■ **What the exercise asks**
Locate the string "values" throughout the material and copy every line in which it occurs.

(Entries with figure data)
__________________________________________________

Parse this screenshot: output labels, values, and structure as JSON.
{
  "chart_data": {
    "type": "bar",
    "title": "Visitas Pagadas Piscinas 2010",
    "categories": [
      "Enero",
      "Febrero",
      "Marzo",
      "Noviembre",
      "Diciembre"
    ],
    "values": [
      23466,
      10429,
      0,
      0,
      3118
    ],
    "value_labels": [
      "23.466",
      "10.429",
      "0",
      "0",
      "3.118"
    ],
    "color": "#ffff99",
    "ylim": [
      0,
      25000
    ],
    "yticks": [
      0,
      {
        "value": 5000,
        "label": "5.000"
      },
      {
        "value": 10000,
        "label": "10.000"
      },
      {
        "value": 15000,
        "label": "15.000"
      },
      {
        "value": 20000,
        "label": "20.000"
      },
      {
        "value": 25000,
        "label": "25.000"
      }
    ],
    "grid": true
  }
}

__________________________________________________

■ **Expected output**
Parse this screenshot: output labels, values, and structure as JSON.
    "values": [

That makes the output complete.